• [Exercise data]:
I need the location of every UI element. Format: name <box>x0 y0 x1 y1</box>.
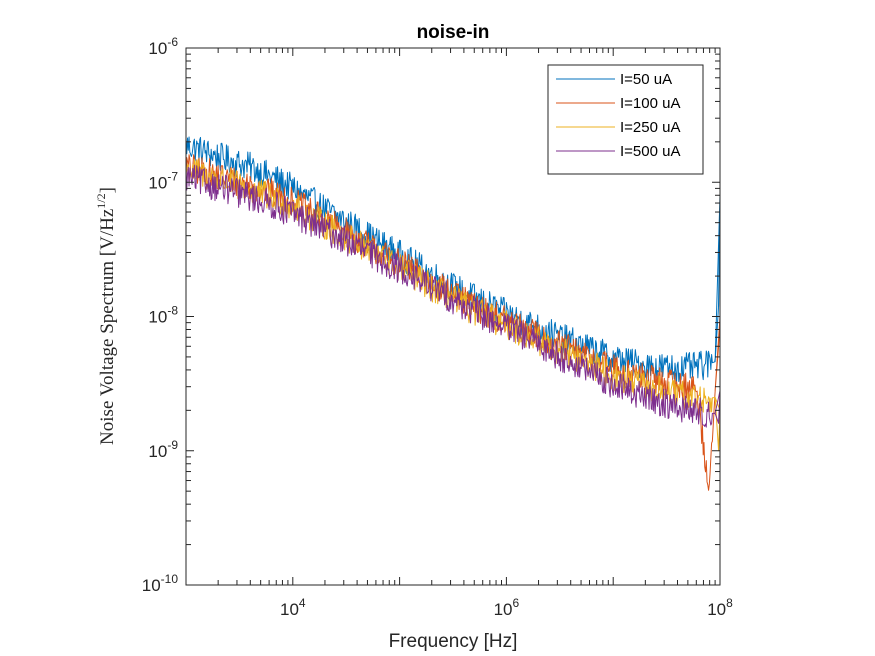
x-tick-label: 108 <box>707 596 733 619</box>
legend-label-1: I=50 uA <box>620 71 672 88</box>
labels-layer: 104 106 108 10-10 10-9 10-8 10-7 10-6 <box>142 35 733 619</box>
y-tick-label: 10-7 <box>148 169 178 192</box>
x-axis-label: Frequency [Hz] <box>389 631 518 652</box>
legend-label-2: I=100 uA <box>620 95 680 112</box>
y-tick-label: 10-8 <box>148 304 178 327</box>
x-tick-label: 106 <box>494 596 520 619</box>
y-tick-label: 10-6 <box>148 35 178 58</box>
legend-label-3: I=250 uA <box>620 119 680 136</box>
series-line-3 <box>186 158 720 452</box>
legend-box <box>547 64 704 175</box>
series-line-4 <box>186 164 720 428</box>
y-tick-label: 10-10 <box>142 572 179 595</box>
series-layer <box>186 136 720 491</box>
legend: I=50 uA I=100 uA I=250 uA I=500 uA <box>547 64 704 175</box>
y-tick-label: 10-9 <box>148 438 178 461</box>
plot-frame <box>185 47 721 586</box>
chart-title: noise-in <box>417 22 490 43</box>
legend-label-4: I=500 uA <box>620 143 680 160</box>
y-axis-label-sup: 1/2 <box>94 193 108 208</box>
y-axis-label: Noise Voltage Spectrum [V/Hz1/2] <box>94 187 118 445</box>
y-axis-label-end: ] <box>97 187 118 193</box>
y-axis-label-main: Noise Voltage Spectrum [V/Hz <box>97 209 118 445</box>
ticks-layer <box>185 47 721 586</box>
x-tick-label: 104 <box>280 596 306 619</box>
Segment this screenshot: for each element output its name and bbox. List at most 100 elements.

• [What is required]:
Please rewrite the records with every "y-tick-label" changed to "y-axis-tick" and everything else left as it is. Leave the pictures out.

• [Reply to the exercise]:
I need the location of every UI element. Format: name <box>x0 y0 x1 y1</box>.
x-tick-label: 108 <box>707 596 733 619</box>
legend-label-1: I=50 uA <box>620 71 672 88</box>
labels-layer: 104 106 108 10-10 10-9 10-8 10-7 10-6 <box>142 35 733 619</box>
y-axis-tick: 10-7 <box>148 169 178 192</box>
x-axis-label: Frequency [Hz] <box>389 631 518 652</box>
legend-label-2: I=100 uA <box>620 95 680 112</box>
y-axis-tick: 10-8 <box>148 304 178 327</box>
x-tick-label: 106 <box>494 596 520 619</box>
y-axis-tick: 10-6 <box>148 35 178 58</box>
legend-label-3: I=250 uA <box>620 119 680 136</box>
series-line-3 <box>186 158 720 452</box>
legend-box <box>547 64 704 175</box>
series-line-4 <box>186 164 720 428</box>
y-axis-tick: 10-10 <box>142 572 179 595</box>
series-layer <box>186 136 720 491</box>
legend: I=50 uA I=100 uA I=250 uA I=500 uA <box>547 64 704 175</box>
y-axis-tick: 10-9 <box>148 438 178 461</box>
plot-frame <box>185 47 721 586</box>
chart-title: noise-in <box>417 22 490 43</box>
legend-label-4: I=500 uA <box>620 143 680 160</box>
y-axis-label-sup: 1/2 <box>94 193 108 208</box>
y-axis-label: Noise Voltage Spectrum [V/Hz1/2] <box>94 187 118 445</box>
y-axis-label-end: ] <box>97 187 118 193</box>
y-axis-label-main: Noise Voltage Spectrum [V/Hz <box>97 209 118 445</box>
ticks-layer <box>185 47 721 586</box>
x-tick-label: 104 <box>280 596 306 619</box>
Segment this screenshot: for each element output its name and bbox. List at most 100 elements.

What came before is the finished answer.